What you need to do >> Give the entries again, word for word.

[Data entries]
########################################
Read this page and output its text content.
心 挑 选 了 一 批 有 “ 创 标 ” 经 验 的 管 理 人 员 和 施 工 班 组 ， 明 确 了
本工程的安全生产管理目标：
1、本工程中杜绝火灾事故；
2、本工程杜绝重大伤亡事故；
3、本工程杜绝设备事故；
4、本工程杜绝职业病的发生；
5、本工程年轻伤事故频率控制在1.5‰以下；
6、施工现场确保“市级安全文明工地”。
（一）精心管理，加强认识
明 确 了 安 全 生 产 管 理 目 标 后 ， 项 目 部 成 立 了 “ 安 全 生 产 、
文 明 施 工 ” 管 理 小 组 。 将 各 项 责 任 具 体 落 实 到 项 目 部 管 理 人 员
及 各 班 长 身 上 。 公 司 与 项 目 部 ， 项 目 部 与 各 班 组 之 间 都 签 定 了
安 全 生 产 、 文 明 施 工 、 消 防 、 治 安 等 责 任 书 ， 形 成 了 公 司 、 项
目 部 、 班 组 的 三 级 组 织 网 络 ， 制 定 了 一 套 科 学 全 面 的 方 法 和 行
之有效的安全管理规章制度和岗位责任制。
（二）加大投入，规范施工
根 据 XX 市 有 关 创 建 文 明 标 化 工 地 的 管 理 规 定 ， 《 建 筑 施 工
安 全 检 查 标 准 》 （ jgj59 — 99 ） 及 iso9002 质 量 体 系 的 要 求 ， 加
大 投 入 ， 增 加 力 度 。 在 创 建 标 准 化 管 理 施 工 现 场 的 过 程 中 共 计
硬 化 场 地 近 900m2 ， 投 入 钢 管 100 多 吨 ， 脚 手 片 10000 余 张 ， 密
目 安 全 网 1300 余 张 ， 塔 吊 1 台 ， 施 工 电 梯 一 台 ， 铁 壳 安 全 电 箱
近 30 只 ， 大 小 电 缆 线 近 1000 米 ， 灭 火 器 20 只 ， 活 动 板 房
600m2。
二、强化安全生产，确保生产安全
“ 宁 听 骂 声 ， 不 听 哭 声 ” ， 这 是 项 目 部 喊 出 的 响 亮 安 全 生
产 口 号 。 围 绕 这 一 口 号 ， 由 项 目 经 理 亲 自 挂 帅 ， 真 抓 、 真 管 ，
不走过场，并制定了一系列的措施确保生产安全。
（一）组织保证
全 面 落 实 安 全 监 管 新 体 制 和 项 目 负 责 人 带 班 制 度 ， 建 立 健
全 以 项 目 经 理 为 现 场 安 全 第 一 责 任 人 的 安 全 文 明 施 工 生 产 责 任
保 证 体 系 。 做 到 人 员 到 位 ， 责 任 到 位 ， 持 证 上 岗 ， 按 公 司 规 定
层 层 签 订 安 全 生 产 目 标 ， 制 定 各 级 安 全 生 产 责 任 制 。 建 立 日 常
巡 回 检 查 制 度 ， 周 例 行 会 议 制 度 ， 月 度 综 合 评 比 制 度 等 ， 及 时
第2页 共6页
########################################
Right answer >>
Read this page and output its text content.
心 挑 选 了 一 批 有 “ 创 标 ” 经 验 的 管 理 人 员 和 施 工 班 组 ， 明 确 了
本工程的安全生产管理目标：
1、本工程中杜绝火灾事故；
2、本工程杜绝重大伤亡事故；
3、本工程杜绝设备事故；
4、本工程杜绝职业病的发生；
5、本工程年轻伤事故频率控制在1.5‰以下；
6、施工现场确保“市级安全文明工地”。
（一）精心管理，加强认识
明 确 了 安 全 生 产 管 理 目 标 后 ， 项 目 部 成 立 了 “ 安 全 生 产 、
文 明 施 工 ” 管 理 小 组 。 将 各 项 责 任 具 体 落 实 到 项 目 部 管 理 人 员
及 各 班 长 身 上 。 公 司 与 项 目 部 ， 项 目 部 与 各 班 组 之 间 都 签 定 了
安 全 生 产 、 文 明 施 工 、 消 防 、 治 安 等 责 任 书 ， 形 成 了 公 司 、 项
目 部 、 班 组 的 三 级 组 织 网 络 ， 制 定 了 一 套 科 学 全 面 的 方 法 和 行
之有效的安全管理规章制度和岗位责任制。
（二）加大投入，规范施工
根 据 XX 市 有 关 创 建 文 明 标 化 工 地 的 管 理 规 定 ， 《 建 筑 施 工
安 全 检 查 标 准 》 （ jgj59 — 99 ） 及 iso9002 质 量 体 系 的 要 求 ， 加
大 投 入 ， 增 加 力 度 。 在 创 建 标 准 化 管 理 施 工 现 场 的 过 程 中 共 计
硬 化 场 地 近 900m2 ， 投 入 钢 管 100 多 吨 ， 脚 手 片 10000 余 张 ， 密
目 安 全 网 1300 余 张 ， 塔 吊 1 台 ， 施 工 电 梯 一 台 ， 铁 壳 安 全 电 箱
近 30 只 ， 大 小 电 缆 线 近 1000 米 ， 灭 火 器 20 只 ， 活 动 板 房
600m2。
二、强化安全生产，确保生产安全
“ 宁 听 骂 声 ， 不 听 哭 声 ” ， 这 是 项 目 部 喊 出 的 响 亮 安 全 生
产 口 号 。 围 绕 这 一 口 号 ， 由 项 目 经 理 亲 自 挂 帅 ， 真 抓 、 真 管 ，
不走过场，并制定了一系列的措施确保生产安全。
（一）组织保证
全 面 落 实 安 全 监 管 新 体 制 和 项 目 负 责 人 带 班 制 度 ， 建 立 健
全 以 项 目 经 理 为 现 场 安 全 第 一 责 任 人 的 安 全 文 明 施 工 生 产 责 任
保 证 体 系 。 做 到 人 员 到 位 ， 责 任 到 位 ， 持 证 上 岗 ， 按 公 司 规 定
层 层 签 订 安 全 生 产 目 标 ， 制 定 各 级 安 全 生 产 责 任 制 。 建 立 日 常
巡 回 检 查 制 度 ， 周 例 行 会 议 制 度 ， 月 度 综 合 评 比 制 度 等 ， 及 时
第2页 共6页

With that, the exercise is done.